> Information given:

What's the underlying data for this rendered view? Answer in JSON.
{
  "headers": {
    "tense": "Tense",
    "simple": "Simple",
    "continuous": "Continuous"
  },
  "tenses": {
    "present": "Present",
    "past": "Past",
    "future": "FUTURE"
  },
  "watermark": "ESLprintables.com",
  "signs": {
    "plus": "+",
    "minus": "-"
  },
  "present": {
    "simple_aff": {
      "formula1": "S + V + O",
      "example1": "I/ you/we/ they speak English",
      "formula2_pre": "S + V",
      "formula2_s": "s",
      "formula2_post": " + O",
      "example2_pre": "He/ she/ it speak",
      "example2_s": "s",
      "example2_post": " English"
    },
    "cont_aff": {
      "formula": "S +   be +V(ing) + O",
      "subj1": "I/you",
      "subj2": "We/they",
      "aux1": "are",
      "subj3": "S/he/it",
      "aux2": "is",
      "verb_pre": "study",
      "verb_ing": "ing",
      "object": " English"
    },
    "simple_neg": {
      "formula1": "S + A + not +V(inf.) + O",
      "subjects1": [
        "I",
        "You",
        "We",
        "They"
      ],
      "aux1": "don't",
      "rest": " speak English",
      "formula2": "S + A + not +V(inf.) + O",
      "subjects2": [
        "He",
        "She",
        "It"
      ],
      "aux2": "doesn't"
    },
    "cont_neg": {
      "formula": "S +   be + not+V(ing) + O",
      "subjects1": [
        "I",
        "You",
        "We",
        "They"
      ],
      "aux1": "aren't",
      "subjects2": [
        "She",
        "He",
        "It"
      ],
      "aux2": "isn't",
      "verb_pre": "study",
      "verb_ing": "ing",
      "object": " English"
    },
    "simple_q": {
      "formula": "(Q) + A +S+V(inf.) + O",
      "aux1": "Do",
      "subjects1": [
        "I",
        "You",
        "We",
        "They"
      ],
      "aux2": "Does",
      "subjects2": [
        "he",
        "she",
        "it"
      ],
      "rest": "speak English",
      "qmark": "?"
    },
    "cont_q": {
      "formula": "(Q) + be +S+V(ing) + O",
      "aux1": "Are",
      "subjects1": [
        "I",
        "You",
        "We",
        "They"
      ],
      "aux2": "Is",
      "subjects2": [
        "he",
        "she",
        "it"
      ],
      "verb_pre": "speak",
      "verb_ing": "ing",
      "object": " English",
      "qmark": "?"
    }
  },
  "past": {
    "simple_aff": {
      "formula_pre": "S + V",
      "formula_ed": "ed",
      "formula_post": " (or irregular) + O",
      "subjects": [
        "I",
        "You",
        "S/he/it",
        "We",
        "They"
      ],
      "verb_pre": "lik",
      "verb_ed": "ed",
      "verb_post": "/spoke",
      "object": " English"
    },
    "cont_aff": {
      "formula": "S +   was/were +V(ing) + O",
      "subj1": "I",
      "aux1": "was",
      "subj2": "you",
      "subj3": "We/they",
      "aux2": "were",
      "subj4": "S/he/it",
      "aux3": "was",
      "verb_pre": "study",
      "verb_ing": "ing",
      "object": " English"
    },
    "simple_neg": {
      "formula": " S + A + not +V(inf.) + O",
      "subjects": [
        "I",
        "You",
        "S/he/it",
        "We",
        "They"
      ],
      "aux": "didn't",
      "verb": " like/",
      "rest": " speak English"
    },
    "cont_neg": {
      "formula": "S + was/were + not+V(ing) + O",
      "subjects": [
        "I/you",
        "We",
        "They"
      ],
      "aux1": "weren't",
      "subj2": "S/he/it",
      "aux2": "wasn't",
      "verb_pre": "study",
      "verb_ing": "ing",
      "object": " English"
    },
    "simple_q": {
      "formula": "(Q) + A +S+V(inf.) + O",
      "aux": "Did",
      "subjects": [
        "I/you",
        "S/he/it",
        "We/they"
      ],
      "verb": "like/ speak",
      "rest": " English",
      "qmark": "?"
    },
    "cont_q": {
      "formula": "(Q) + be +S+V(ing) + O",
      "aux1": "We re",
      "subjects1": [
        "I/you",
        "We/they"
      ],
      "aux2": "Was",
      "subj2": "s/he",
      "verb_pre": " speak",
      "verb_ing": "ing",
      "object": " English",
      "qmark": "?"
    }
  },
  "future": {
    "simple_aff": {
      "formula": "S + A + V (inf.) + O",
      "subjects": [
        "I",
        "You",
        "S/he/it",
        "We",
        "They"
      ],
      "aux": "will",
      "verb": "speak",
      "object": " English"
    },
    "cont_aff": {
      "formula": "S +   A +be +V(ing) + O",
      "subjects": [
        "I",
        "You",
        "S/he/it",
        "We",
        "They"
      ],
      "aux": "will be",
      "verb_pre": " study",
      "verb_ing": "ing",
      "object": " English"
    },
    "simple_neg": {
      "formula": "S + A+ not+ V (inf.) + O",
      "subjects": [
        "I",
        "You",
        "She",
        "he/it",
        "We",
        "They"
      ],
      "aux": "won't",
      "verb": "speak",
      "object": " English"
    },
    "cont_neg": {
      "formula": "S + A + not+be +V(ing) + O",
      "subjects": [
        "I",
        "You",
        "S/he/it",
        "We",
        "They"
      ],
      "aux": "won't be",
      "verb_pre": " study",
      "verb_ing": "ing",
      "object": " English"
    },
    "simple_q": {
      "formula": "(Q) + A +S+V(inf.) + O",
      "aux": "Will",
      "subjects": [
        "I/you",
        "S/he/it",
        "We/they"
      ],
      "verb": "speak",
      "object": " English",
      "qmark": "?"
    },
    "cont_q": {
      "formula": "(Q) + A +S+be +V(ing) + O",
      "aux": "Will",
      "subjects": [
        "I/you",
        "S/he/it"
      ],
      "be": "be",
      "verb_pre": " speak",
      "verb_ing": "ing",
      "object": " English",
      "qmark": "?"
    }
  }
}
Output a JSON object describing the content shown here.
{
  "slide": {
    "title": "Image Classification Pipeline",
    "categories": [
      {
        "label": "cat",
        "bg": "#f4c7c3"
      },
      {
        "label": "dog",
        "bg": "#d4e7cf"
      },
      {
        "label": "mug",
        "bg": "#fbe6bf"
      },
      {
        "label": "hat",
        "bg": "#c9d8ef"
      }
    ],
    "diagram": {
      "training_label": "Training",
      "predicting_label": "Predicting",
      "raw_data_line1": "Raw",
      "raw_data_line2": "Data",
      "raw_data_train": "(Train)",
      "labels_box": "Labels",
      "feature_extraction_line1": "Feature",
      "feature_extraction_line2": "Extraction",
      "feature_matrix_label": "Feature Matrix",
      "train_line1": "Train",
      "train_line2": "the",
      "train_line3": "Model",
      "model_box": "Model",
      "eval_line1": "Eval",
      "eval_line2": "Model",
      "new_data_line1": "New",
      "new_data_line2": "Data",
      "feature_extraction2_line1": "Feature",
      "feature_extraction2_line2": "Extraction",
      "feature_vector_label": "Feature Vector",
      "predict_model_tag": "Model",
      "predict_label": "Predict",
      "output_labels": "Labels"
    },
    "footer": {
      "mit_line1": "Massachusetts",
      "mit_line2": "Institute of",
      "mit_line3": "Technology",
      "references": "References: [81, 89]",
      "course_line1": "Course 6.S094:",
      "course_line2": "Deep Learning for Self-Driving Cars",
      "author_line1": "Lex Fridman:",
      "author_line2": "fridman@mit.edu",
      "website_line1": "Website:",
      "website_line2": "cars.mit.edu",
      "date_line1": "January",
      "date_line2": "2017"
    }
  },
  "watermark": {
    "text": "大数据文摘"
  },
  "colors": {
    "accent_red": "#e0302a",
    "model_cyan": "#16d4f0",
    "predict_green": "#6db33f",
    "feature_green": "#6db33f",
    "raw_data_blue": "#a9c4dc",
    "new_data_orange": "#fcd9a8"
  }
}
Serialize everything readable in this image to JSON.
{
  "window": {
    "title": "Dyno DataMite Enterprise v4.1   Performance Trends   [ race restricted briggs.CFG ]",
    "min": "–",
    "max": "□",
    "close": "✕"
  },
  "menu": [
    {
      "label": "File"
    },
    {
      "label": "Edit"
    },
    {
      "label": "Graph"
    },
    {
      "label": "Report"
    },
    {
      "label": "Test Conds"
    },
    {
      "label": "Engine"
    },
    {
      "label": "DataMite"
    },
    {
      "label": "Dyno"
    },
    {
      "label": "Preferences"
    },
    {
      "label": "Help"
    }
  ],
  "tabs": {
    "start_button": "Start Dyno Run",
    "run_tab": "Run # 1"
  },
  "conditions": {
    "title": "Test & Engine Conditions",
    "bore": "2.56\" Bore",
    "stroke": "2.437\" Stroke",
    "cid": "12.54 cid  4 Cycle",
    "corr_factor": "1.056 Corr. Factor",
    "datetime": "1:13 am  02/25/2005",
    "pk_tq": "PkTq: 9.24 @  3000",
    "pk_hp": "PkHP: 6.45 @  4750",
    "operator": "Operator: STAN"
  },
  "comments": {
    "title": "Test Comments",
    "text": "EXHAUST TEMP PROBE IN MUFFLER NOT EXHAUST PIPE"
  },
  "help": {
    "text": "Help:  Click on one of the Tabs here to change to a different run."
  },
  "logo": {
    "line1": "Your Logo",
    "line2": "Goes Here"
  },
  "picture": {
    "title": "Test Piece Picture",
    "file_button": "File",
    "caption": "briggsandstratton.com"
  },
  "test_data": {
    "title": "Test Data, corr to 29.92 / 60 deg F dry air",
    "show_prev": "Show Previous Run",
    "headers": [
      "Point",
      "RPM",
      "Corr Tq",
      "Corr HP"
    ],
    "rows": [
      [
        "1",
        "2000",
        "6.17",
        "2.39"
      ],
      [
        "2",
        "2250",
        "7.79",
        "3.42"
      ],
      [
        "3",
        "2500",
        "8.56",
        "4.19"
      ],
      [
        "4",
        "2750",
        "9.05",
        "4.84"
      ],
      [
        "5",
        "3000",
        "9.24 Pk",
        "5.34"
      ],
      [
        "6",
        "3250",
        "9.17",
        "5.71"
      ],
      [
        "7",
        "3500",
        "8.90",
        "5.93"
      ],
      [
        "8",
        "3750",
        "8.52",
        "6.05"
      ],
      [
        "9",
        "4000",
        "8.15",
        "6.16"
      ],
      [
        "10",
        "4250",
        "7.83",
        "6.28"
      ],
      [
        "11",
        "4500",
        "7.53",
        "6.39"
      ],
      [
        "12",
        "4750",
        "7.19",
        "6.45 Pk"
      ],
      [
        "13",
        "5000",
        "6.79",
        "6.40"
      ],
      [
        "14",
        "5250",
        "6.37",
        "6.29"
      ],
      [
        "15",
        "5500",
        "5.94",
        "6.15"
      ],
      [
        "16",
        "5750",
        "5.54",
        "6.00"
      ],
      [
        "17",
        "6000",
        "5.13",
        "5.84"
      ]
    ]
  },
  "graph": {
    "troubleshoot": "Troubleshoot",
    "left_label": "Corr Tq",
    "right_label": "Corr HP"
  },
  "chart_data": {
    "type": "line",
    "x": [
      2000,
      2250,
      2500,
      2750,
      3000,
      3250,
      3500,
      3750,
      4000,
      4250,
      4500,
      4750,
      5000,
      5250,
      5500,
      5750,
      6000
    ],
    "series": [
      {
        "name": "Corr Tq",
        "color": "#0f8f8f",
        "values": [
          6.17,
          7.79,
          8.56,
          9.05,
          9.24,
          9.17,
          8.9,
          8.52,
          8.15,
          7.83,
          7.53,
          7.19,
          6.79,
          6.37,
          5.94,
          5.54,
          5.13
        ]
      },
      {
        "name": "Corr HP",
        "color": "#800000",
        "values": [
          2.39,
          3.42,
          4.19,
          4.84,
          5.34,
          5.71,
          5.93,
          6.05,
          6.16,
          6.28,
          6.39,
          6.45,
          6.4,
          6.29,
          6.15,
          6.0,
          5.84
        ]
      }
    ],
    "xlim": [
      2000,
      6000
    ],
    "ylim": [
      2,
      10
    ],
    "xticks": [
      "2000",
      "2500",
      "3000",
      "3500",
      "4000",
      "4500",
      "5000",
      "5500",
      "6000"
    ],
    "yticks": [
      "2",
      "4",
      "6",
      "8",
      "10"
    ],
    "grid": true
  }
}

> The request: Report only a number: how many lines in the material above contain the string "JSON".

> Response to the task: 3